Collection entries

-=-=-

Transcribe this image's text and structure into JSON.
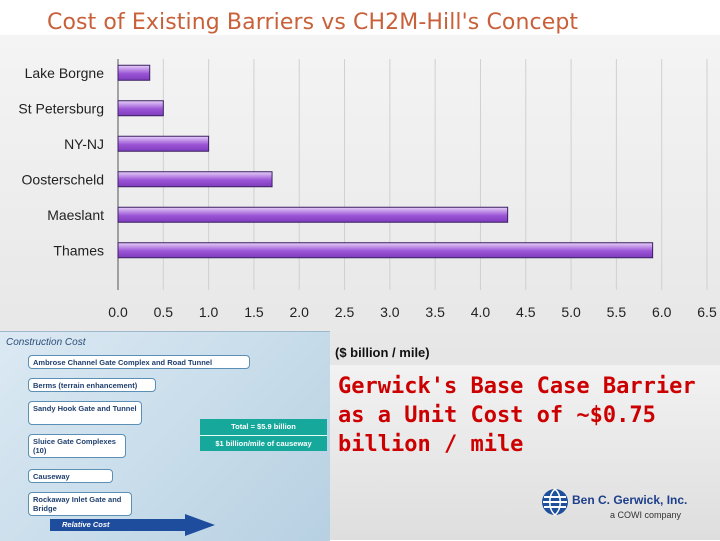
{
  "slide": {
    "title": "Cost of Existing Barriers vs CH2M-Hill's Concept",
    "unit_label": "($ billion / mile)",
    "note": "Gerwick's Base Case Barrier as a Unit Cost of ~$0.75 billion / mile"
  },
  "chart_data": {
    "type": "bar",
    "orientation": "horizontal",
    "categories": [
      "Lake Borgne",
      "St Petersburg",
      "NY-NJ",
      "Oosterscheld",
      "Maeslant",
      "Thames"
    ],
    "values": [
      0.35,
      0.5,
      1.0,
      1.7,
      4.3,
      5.9
    ],
    "xlim": [
      0,
      6.5
    ],
    "x_ticks": [
      "0.0",
      "0.5",
      "1.0",
      "1.5",
      "2.0",
      "2.5",
      "3.0",
      "3.5",
      "4.0",
      "4.5",
      "5.0",
      "5.5",
      "6.0",
      "6.5"
    ],
    "grid": true,
    "bar_color": "#9b55d6"
  },
  "inset": {
    "title": "Construction Cost",
    "items": [
      "Ambrose Channel Gate Complex and Road Tunnel",
      "Berms (terrain enhancement)",
      "Sandy Hook Gate and Tunnel",
      "Sluice Gate Complexes (10)",
      "Causeway",
      "Rockaway Inlet Gate and Bridge"
    ],
    "total_line1": "Total = $5.9 billion",
    "total_line2": "$1 billion/mile of causeway",
    "arrow_label": "Relative Cost"
  },
  "logo": {
    "name": "Ben C. Gerwick, Inc.",
    "subtitle": "a COWI company"
  }
}
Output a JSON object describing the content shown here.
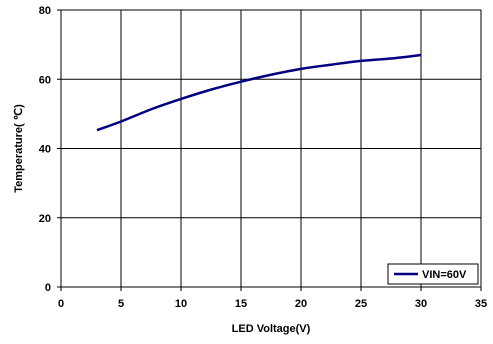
{
  "chart_data": {
    "type": "line",
    "xlabel": "LED Voltage(V)",
    "ylabel": "Temperature(  ℃)",
    "xlim": [
      0,
      35
    ],
    "ylim": [
      0,
      80
    ],
    "x_ticks": [
      "0",
      "5",
      "10",
      "15",
      "20",
      "25",
      "30",
      "35"
    ],
    "y_ticks": [
      "0",
      "20",
      "40",
      "60",
      "80"
    ],
    "grid": true,
    "legend_position": "bottom-right",
    "series": [
      {
        "name": "VIN=60V",
        "color": "#000080",
        "x": [
          3,
          5,
          7.5,
          10,
          12.5,
          15,
          17.5,
          20,
          22.5,
          25,
          27.5,
          30
        ],
        "y": [
          45.3,
          47.8,
          51.3,
          54.3,
          57,
          59.3,
          61.3,
          63,
          64.2,
          65.3,
          66,
          67
        ]
      }
    ]
  }
}
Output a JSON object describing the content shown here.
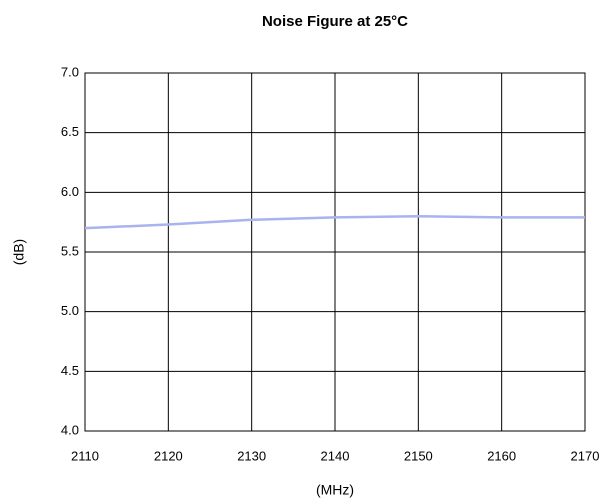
{
  "chart_data": {
    "type": "line",
    "title": "Noise Figure at 25°C",
    "x_label": "(MHz)",
    "y_label": "(dB)",
    "series": [
      {
        "name": "Noise Figure",
        "color": "#a9b3ee",
        "x": [
          2110,
          2120,
          2130,
          2140,
          2150,
          2160,
          2170
        ],
        "values": [
          5.7,
          5.73,
          5.77,
          5.79,
          5.8,
          5.79,
          5.79
        ]
      }
    ],
    "xlim": [
      2110,
      2170
    ],
    "xticks": [
      2110,
      2120,
      2130,
      2140,
      2150,
      2160,
      2170
    ],
    "ylim": [
      4.0,
      7.0
    ],
    "yticks": [
      {
        "value": 4.0,
        "label": "4.0"
      },
      {
        "value": 4.5,
        "label": "4.5"
      },
      {
        "value": 5.0,
        "label": "5.0"
      },
      {
        "value": 5.5,
        "label": "5.5"
      },
      {
        "value": 6.0,
        "label": "6.0"
      },
      {
        "value": 6.5,
        "label": "6.5"
      },
      {
        "value": 7.0,
        "label": "7.0"
      }
    ],
    "grid": true
  }
}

-=-=-

» Task directions
Search the records for the word "Figure" and copy every line where it occurs.

» Answer to this task
    "title": "Noise Figure at 25°C",
        "name": "Noise Figure",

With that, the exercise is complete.